## REQUIREMENT
Find the string "Reduce" in the records. Copy every line it appears in.

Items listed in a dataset
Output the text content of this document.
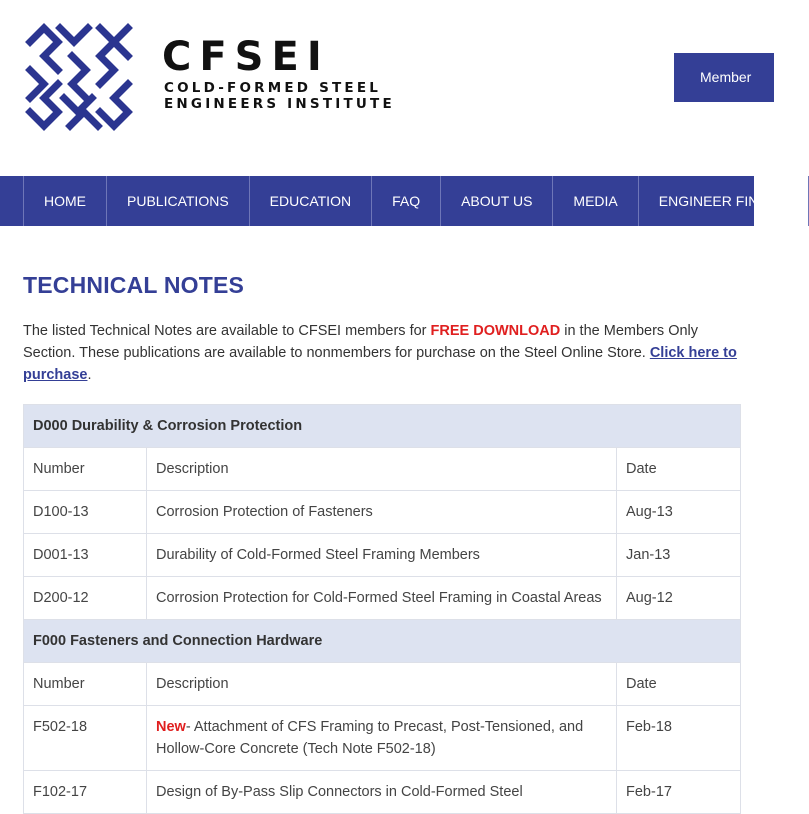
CFSEI
COLD-FORMED STEEL
ENGINEERS INSTITUTE
Member
HOME	PUBLICATIONS	EDUCATION	FAQ	ABOUT US	MEDIA	ENGINEER FINDER
TECHNICAL NOTES

The listed Technical Notes are available to CFSEI members for FREE DOWNLOAD in the Members Only Section. These publications are available to nonmembers for purchase on the Steel Online Store. Click here to purchase.

D000 Durability & Corrosion Protection		
Number	Description	Date
D100-13	Corrosion Protection of Fasteners	Aug-13
D001-13	Durability of Cold-Formed Steel Framing Members	Jan-13
D200-12	Corrosion Protection for Cold-Formed Steel Framing in Coastal Areas	Aug-12
F000 Fasteners and Connection Hardware		
Number	Description	Date
F502-18	New- Attachment of CFS Framing to Precast, Post-Tensioned, and Hollow-Core Concrete (Tech Note F502-18)	Feb-18
F102-17	Design of By-Pass Slip Connectors in Cold-Formed Steel	Feb-17
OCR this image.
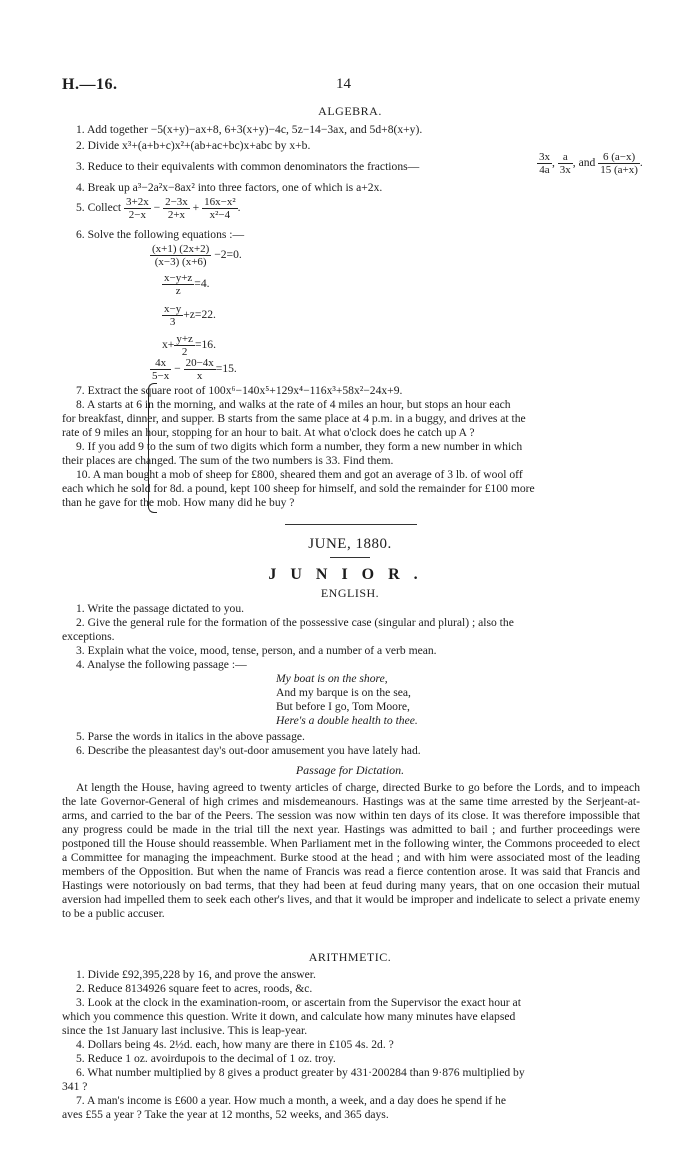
H.—16.	14
ALGEBRA.
1. Add together −5(x+y)−ax+8, 6+3(x+y)−4c, 5z−14−3ax, and 5d+8(x+y).
2. Divide x³+(a+b+c)x²+(ab+ac+bc)x+abc by x+b.
3. Reduce to their equivalents with common denominators the fractions—	$\frac{3x}{4a}$ , $\frac{a}{3x}$ , and $\frac{6 (a-x)}{15 (a+x)}$ .
4. Break up a³−2a²x−8ax² into three factors, one of which is a+2x.
5. Collect $\frac{3+2x}{2-x} - \frac{2-3x}{2+x} + \frac{\text{16x−x²}}{\text{x²−4}}$ .
6. Solve the following equations :—
$\frac{(x+1) (2x+2)}{(x-3) (x+6)} -2=0$.
$\frac{x-y+z}{z} =4$.
$\frac{x-y}{3} +z=22$.
$x+ \frac{y+z}{2} =16$.
$\frac{4x}{5-x} - \frac{20-4x}{x} =15$.
7. Extract the square root of 100x⁶−140x⁵+129x⁴−116x³+58x²−24x+9.
8. A starts at 6 in the morning, and walks at the rate of 4 miles an hour, but stops an hour each
for breakfast, dinner, and supper. B starts from the same place at 4 p.m. in a buggy, and drives at the
rate of 9 miles an hour, stopping for an hour to bait. At what o'clock does he catch up A ?
9. If you add 9 to the sum of two digits which form a number, they form a new number in which
their places are changed. The sum of the two numbers is 33. Find them.
10. A man bought a mob of sheep for £800, sheared them and got an average of 3 lb. of wool off
each which he sold for 8d. a pound, kept 100 sheep for himself, and sold the remainder for £100 more
than he gave for the mob. How many did he buy ?
JUNE, 1880.
JUNIOR.
ENGLISH.
1. Write the passage dictated to you.
2. Give the general rule for the formation of the possessive case (singular and plural) ; also the
exceptions.
3. Explain what the voice, mood, tense, person, and a number of a verb mean.
4. Analyse the following passage :—
My boat is on the shore,
And my barque is on the sea,
But before I go, Tom Moore,
Here's a double health to thee.
5. Parse the words in italics in the above passage.
6. Describe the pleasantest day's out-door amusement you have lately had.
Passage for Dictation.

At length the House, having agreed to twenty articles of charge, directed Burke to go before the Lords, and to impeach the late Governor-General of high crimes and misdemeanours. Hastings was at the same time arrested by the Serjeant-at-arms, and carried to the bar of the Peers. The session was now within ten days of its close. It was therefore impossible that any progress could be made in the trial till the next year. Hastings was admitted to bail ; and further proceedings were postponed till the House should reassemble. When Parliament met in the following winter, the Commons proceeded to elect a Committee for managing the impeachment. Burke stood at the head ; and with him were associated most of the leading members of the Opposition. But when the name of Francis was read a fierce contention arose. It was said that Francis and Hastings were notoriously on bad terms, that they had been at feud during many years, that on one occasion their mutual aversion had impelled them to seek each other's lives, and that it would be improper and indelicate to select a private enemy to be a public accuser.

ARITHMETIC.
1. Divide £92,395,228 by 16, and prove the answer.
2. Reduce 8134926 square feet to acres, roods, &c.
3. Look at the clock in the examination-room, or ascertain from the Supervisor the exact hour at
which you commence this question. Write it down, and calculate how many minutes have elapsed
since the 1st January last inclusive. This is leap-year.
4. Dollars being 4s. 2½d. each, how many are there in £105 4s. 2d. ?
5. Reduce 1 oz. avoirdupois to the decimal of 1 oz. troy.
6. What number multiplied by 8 gives a product greater by 431·200284 than 9·876 multiplied by
341 ?
7. A man's income is £600 a year. How much a month, a week, and a day does he spend if he
aves £55 a year ? Take the year at 12 months, 52 weeks, and 365 days.
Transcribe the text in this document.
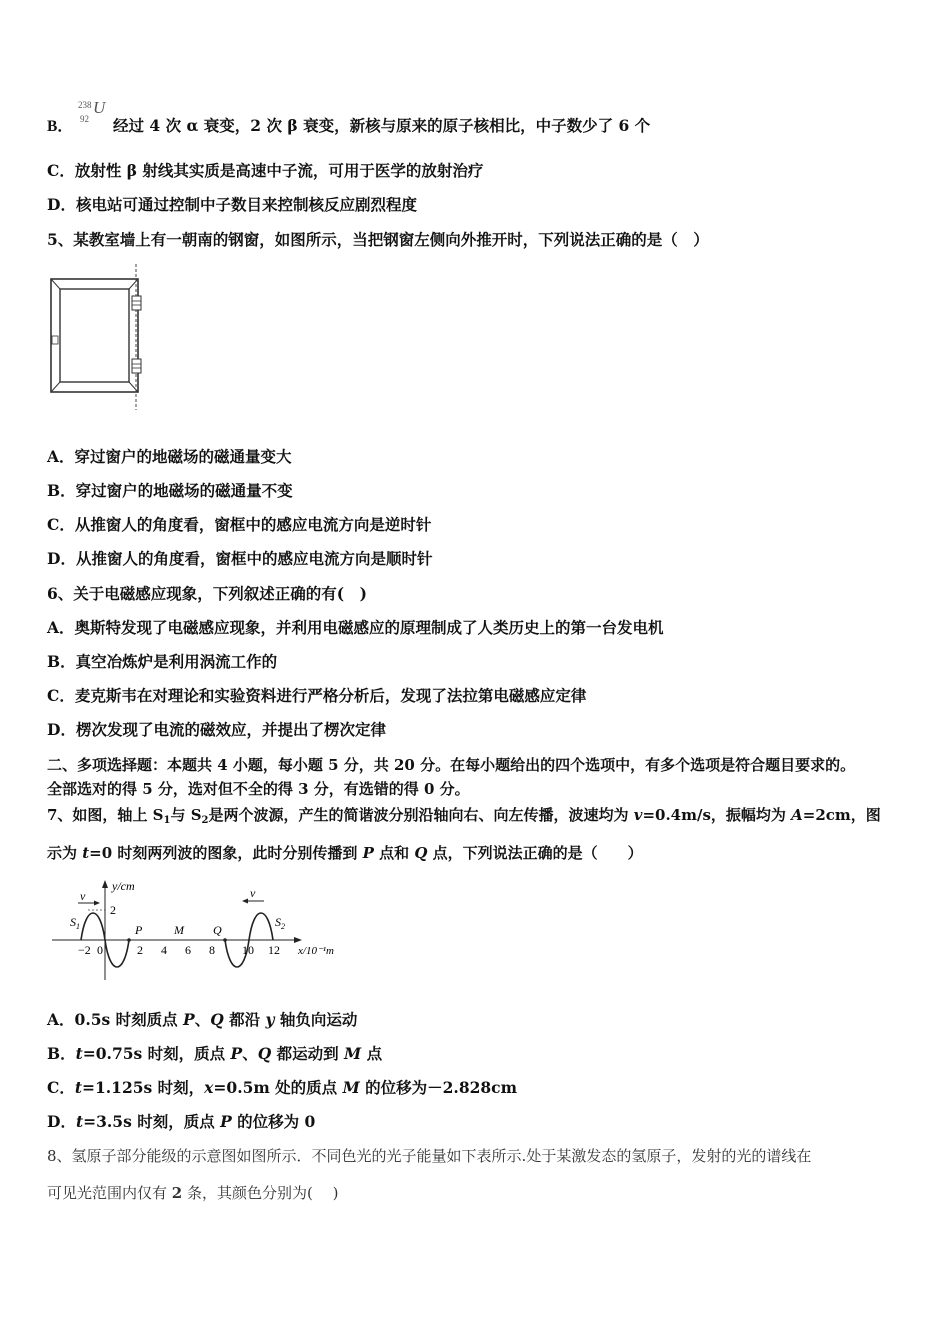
B．
238
92
U
经过 4 次 α 衰变，2 次 β 衰变，新核与原来的原子核相比，中子数少了 6 个
C．放射性 β 射线其实质是高速中子流，可用于医学的放射治疗
D．核电站可通过控制中子数目来控制核反应剧烈程度
5、某教室墙上有一朝南的钢窗，如图所示，当把钢窗左侧向外推开时，下列说法正确的是（　）
A．穿过窗户的地磁场的磁通量变大
B．穿过窗户的地磁场的磁通量不变
C．从推窗人的角度看，窗框中的感应电流方向是逆时针
D．从推窗人的角度看，窗框中的感应电流方向是顺时针
6、关于电磁感应现象，下列叙述正确的有(　)
A．奥斯特发现了电磁感应现象，并利用电磁感应的原理制成了人类历史上的第一台发电机
B．真空冶炼炉是利用涡流工作的
C．麦克斯韦在对理论和实验资料进行严格分析后，发现了法拉第电磁感应定律
D．楞次发现了电流的磁效应，并提出了楞次定律
二、多项选择题：本题共 4 小题，每小题 5 分，共 20 分。在每小题给出的四个选项中，有多个选项是符合题目要求的。
全部选对的得 5 分，选对但不全的得 3 分，有选错的得 0 分。
7、如图，轴上 $S_1$与 $S_2$是两个波源，产生的简谐波分别沿轴向右、向左传播，波速均为 v=0.4m/s，振幅均为 A=2cm，图
示为 t=0 时刻两列波的图象，此时分别传播到 P 点和 Q 点，下列说法正确的是（　　）
y/cm
x/10⁻¹m
2
−2 0	2 4 6 8 10 12
P	M Q
$S_1$	$S_2$
v	v
A．0.5s 时刻质点 P、Q 都沿 y 轴负向运动
B．t=0.75s 时刻，质点 P、Q 都运动到 M 点
C．t=1.125s 时刻，x=0.5m 处的质点 M 的位移为－2.828cm
D．t=3.5s 时刻，质点 P 的位移为 0
8、氢原子部分能级的示意图如图所示．不同色光的光子能量如下表所示.处于某激发态的氢原子，发射的光的谱线在
可见光范围内仅有 2 条，其颜色分别为(　 )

## EXERCISE RESULT
3. Reduce to their equivalents with common denominators the fractions—	$\frac{3x}{4a}$ , $\frac{a}{3x}$ , and $\frac{6 (a-x)}{15 (a+x)}$ .
2. Reduce 8134926 square feet to acres, roods, &c.
5. Reduce 1 oz. avoirdupois to the decimal of 1 oz. troy.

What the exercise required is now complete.